Exercise brief
All entries should be output exactly as they stand.

Dataset content
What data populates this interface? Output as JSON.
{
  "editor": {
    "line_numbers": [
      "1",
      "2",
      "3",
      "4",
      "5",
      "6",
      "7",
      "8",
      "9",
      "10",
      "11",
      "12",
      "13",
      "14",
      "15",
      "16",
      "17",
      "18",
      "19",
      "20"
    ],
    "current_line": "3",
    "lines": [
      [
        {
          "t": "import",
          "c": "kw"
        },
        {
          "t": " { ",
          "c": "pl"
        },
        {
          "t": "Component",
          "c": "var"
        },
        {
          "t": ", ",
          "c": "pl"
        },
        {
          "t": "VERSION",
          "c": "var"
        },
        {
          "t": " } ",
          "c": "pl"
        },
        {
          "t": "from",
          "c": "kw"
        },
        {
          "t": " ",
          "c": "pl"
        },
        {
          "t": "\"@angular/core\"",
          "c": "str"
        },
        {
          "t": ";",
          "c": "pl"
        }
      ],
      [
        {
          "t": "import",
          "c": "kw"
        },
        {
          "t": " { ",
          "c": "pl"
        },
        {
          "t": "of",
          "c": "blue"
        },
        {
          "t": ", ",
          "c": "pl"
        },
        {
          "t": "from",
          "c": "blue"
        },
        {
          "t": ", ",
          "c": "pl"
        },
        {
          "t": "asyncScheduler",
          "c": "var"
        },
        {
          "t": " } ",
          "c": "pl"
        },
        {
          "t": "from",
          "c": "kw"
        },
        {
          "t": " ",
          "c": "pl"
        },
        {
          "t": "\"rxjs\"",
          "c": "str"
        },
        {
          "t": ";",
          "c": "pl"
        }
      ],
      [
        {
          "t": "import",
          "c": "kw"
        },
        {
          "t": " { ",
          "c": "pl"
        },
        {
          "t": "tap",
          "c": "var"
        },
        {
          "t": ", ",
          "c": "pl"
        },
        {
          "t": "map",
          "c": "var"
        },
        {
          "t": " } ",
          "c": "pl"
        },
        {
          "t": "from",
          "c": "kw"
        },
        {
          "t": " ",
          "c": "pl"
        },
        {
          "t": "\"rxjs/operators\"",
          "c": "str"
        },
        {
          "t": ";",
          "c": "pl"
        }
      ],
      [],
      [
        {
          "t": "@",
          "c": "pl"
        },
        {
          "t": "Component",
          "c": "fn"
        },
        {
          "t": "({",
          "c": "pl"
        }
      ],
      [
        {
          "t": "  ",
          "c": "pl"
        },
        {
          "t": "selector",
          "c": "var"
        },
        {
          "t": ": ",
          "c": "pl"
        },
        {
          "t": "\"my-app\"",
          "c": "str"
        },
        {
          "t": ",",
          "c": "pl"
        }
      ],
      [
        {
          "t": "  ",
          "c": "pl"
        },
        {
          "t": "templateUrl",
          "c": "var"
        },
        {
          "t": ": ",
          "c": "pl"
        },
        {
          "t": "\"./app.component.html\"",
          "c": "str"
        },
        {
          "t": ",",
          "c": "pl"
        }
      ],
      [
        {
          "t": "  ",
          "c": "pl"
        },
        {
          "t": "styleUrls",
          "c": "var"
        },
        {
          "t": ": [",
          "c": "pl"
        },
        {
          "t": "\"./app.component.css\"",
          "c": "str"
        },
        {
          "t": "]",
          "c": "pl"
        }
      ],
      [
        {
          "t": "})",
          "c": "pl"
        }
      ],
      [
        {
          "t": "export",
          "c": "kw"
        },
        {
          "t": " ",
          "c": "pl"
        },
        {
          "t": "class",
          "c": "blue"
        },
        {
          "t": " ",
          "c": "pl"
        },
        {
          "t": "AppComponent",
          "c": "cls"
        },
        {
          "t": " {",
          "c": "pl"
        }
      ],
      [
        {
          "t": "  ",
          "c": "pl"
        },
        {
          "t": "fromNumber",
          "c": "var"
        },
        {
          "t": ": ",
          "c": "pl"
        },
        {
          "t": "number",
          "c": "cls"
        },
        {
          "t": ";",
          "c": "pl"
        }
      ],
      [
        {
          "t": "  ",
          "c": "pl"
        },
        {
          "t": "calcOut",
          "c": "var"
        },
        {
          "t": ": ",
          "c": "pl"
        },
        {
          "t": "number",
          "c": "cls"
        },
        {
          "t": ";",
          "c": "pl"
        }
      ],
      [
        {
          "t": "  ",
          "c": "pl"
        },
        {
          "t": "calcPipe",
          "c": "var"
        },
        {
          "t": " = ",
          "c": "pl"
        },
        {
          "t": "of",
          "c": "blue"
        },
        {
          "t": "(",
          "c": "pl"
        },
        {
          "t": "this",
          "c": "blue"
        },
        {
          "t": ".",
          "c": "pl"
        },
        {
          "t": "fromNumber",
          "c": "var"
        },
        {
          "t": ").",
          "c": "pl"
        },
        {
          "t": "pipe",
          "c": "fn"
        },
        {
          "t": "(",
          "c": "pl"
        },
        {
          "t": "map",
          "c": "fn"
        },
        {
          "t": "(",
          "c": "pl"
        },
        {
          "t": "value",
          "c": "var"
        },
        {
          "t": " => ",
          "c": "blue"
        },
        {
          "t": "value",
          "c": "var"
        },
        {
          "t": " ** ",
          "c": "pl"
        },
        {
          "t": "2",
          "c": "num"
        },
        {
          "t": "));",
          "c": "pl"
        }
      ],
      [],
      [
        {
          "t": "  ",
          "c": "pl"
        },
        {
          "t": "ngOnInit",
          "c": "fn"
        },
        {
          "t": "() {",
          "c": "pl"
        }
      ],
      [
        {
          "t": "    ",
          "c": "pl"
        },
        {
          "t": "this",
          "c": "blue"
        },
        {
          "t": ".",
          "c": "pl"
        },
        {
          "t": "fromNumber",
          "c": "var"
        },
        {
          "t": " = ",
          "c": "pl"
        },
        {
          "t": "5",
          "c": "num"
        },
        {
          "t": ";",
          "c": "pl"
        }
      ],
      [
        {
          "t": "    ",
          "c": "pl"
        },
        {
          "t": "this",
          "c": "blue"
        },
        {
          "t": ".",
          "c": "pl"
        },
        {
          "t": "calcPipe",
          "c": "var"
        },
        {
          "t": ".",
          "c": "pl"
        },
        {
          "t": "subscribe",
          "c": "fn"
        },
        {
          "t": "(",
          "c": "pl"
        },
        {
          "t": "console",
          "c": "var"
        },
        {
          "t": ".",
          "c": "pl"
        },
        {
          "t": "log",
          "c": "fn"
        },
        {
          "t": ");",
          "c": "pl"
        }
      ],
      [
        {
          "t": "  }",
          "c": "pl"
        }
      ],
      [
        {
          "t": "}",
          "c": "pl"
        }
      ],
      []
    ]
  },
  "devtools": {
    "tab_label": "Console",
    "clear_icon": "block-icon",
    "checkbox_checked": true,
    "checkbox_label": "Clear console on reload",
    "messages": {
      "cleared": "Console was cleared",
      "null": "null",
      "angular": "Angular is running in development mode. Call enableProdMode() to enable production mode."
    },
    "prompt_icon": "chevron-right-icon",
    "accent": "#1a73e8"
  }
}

Expected output
What data populates this interface? Output as JSON.
{
  "editor": {
    "line_numbers": [
      "1",
      "2",
      "3",
      "4",
      "5",
      "6",
      "7",
      "8",
      "9",
      "10",
      "11",
      "12",
      "13",
      "14",
      "15",
      "16",
      "17",
      "18",
      "19",
      "20"
    ],
    "current_line": "3",
    "lines": [
      [
        {
          "t": "import",
          "c": "kw"
        },
        {
          "t": " { ",
          "c": "pl"
        },
        {
          "t": "Component",
          "c": "var"
        },
        {
          "t": ", ",
          "c": "pl"
        },
        {
          "t": "VERSION",
          "c": "var"
        },
        {
          "t": " } ",
          "c": "pl"
        },
        {
          "t": "from",
          "c": "kw"
        },
        {
          "t": " ",
          "c": "pl"
        },
        {
          "t": "\"@angular/core\"",
          "c": "str"
        },
        {
          "t": ";",
          "c": "pl"
        }
      ],
      [
        {
          "t": "import",
          "c": "kw"
        },
        {
          "t": " { ",
          "c": "pl"
        },
        {
          "t": "of",
          "c": "blue"
        },
        {
          "t": ", ",
          "c": "pl"
        },
        {
          "t": "from",
          "c": "blue"
        },
        {
          "t": ", ",
          "c": "pl"
        },
        {
          "t": "asyncScheduler",
          "c": "var"
        },
        {
          "t": " } ",
          "c": "pl"
        },
        {
          "t": "from",
          "c": "kw"
        },
        {
          "t": " ",
          "c": "pl"
        },
        {
          "t": "\"rxjs\"",
          "c": "str"
        },
        {
          "t": ";",
          "c": "pl"
        }
      ],
      [
        {
          "t": "import",
          "c": "kw"
        },
        {
          "t": " { ",
          "c": "pl"
        },
        {
          "t": "tap",
          "c": "var"
        },
        {
          "t": ", ",
          "c": "pl"
        },
        {
          "t": "map",
          "c": "var"
        },
        {
          "t": " } ",
          "c": "pl"
        },
        {
          "t": "from",
          "c": "kw"
        },
        {
          "t": " ",
          "c": "pl"
        },
        {
          "t": "\"rxjs/operators\"",
          "c": "str"
        },
        {
          "t": ";",
          "c": "pl"
        }
      ],
      [],
      [
        {
          "t": "@",
          "c": "pl"
        },
        {
          "t": "Component",
          "c": "fn"
        },
        {
          "t": "({",
          "c": "pl"
        }
      ],
      [
        {
          "t": "  ",
          "c": "pl"
        },
        {
          "t": "selector",
          "c": "var"
        },
        {
          "t": ": ",
          "c": "pl"
        },
        {
          "t": "\"my-app\"",
          "c": "str"
        },
        {
          "t": ",",
          "c": "pl"
        }
      ],
      [
        {
          "t": "  ",
          "c": "pl"
        },
        {
          "t": "templateUrl",
          "c": "var"
        },
        {
          "t": ": ",
          "c": "pl"
        },
        {
          "t": "\"./app.component.html\"",
          "c": "str"
        },
        {
          "t": ",",
          "c": "pl"
        }
      ],
      [
        {
          "t": "  ",
          "c": "pl"
        },
        {
          "t": "styleUrls",
          "c": "var"
        },
        {
          "t": ": [",
          "c": "pl"
        },
        {
          "t": "\"./app.component.css\"",
          "c": "str"
        },
        {
          "t": "]",
          "c": "pl"
        }
      ],
      [
        {
          "t": "})",
          "c": "pl"
        }
      ],
      [
        {
          "t": "export",
          "c": "kw"
        },
        {
          "t": " ",
          "c": "pl"
        },
        {
          "t": "class",
          "c": "blue"
        },
        {
          "t": " ",
          "c": "pl"
        },
        {
          "t": "AppComponent",
          "c": "cls"
        },
        {
          "t": " {",
          "c": "pl"
        }
      ],
      [
        {
          "t": "  ",
          "c": "pl"
        },
        {
          "t": "fromNumber",
          "c": "var"
        },
        {
          "t": ": ",
          "c": "pl"
        },
        {
          "t": "number",
          "c": "cls"
        },
        {
          "t": ";",
          "c": "pl"
        }
      ],
      [
        {
          "t": "  ",
          "c": "pl"
        },
        {
          "t": "calcOut",
          "c": "var"
        },
        {
          "t": ": ",
          "c": "pl"
        },
        {
          "t": "number",
          "c": "cls"
        },
        {
          "t": ";",
          "c": "pl"
        }
      ],
      [
        {
          "t": "  ",
          "c": "pl"
        },
        {
          "t": "calcPipe",
          "c": "var"
        },
        {
          "t": " = ",
          "c": "pl"
        },
        {
          "t": "of",
          "c": "blue"
        },
        {
          "t": "(",
          "c": "pl"
        },
        {
          "t": "this",
          "c": "blue"
        },
        {
          "t": ".",
          "c": "pl"
        },
        {
          "t": "fromNumber",
          "c": "var"
        },
        {
          "t": ").",
          "c": "pl"
        },
        {
          "t": "pipe",
          "c": "fn"
        },
        {
          "t": "(",
          "c": "pl"
        },
        {
          "t": "map",
          "c": "fn"
        },
        {
          "t": "(",
          "c": "pl"
        },
        {
          "t": "value",
          "c": "var"
        },
        {
          "t": " => ",
          "c": "blue"
        },
        {
          "t": "value",
          "c": "var"
        },
        {
          "t": " ** ",
          "c": "pl"
        },
        {
          "t": "2",
          "c": "num"
        },
        {
          "t": "));",
          "c": "pl"
        }
      ],
      [],
      [
        {
          "t": "  ",
          "c": "pl"
        },
        {
          "t": "ngOnInit",
          "c": "fn"
        },
        {
          "t": "() {",
          "c": "pl"
        }
      ],
      [
        {
          "t": "    ",
          "c": "pl"
        },
        {
          "t": "this",
          "c": "blue"
        },
        {
          "t": ".",
          "c": "pl"
        },
        {
          "t": "fromNumber",
          "c": "var"
        },
        {
          "t": " = ",
          "c": "pl"
        },
        {
          "t": "5",
          "c": "num"
        },
        {
          "t": ";",
          "c": "pl"
        }
      ],
      [
        {
          "t": "    ",
          "c": "pl"
        },
        {
          "t": "this",
          "c": "blue"
        },
        {
          "t": ".",
          "c": "pl"
        },
        {
          "t": "calcPipe",
          "c": "var"
        },
        {
          "t": ".",
          "c": "pl"
        },
        {
          "t": "subscribe",
          "c": "fn"
        },
        {
          "t": "(",
          "c": "pl"
        },
        {
          "t": "console",
          "c": "var"
        },
        {
          "t": ".",
          "c": "pl"
        },
        {
          "t": "log",
          "c": "fn"
        },
        {
          "t": ");",
          "c": "pl"
        }
      ],
      [
        {
          "t": "  }",
          "c": "pl"
        }
      ],
      [
        {
          "t": "}",
          "c": "pl"
        }
      ],
      []
    ]
  },
  "devtools": {
    "tab_label": "Console",
    "clear_icon": "block-icon",
    "checkbox_checked": true,
    "checkbox_label": "Clear console on reload",
    "messages": {
      "cleared": "Console was cleared",
      "null": "null",
      "angular": "Angular is running in development mode. Call enableProdMode() to enable production mode."
    },
    "prompt_icon": "chevron-right-icon",
    "accent": "#1a73e8"
  }
}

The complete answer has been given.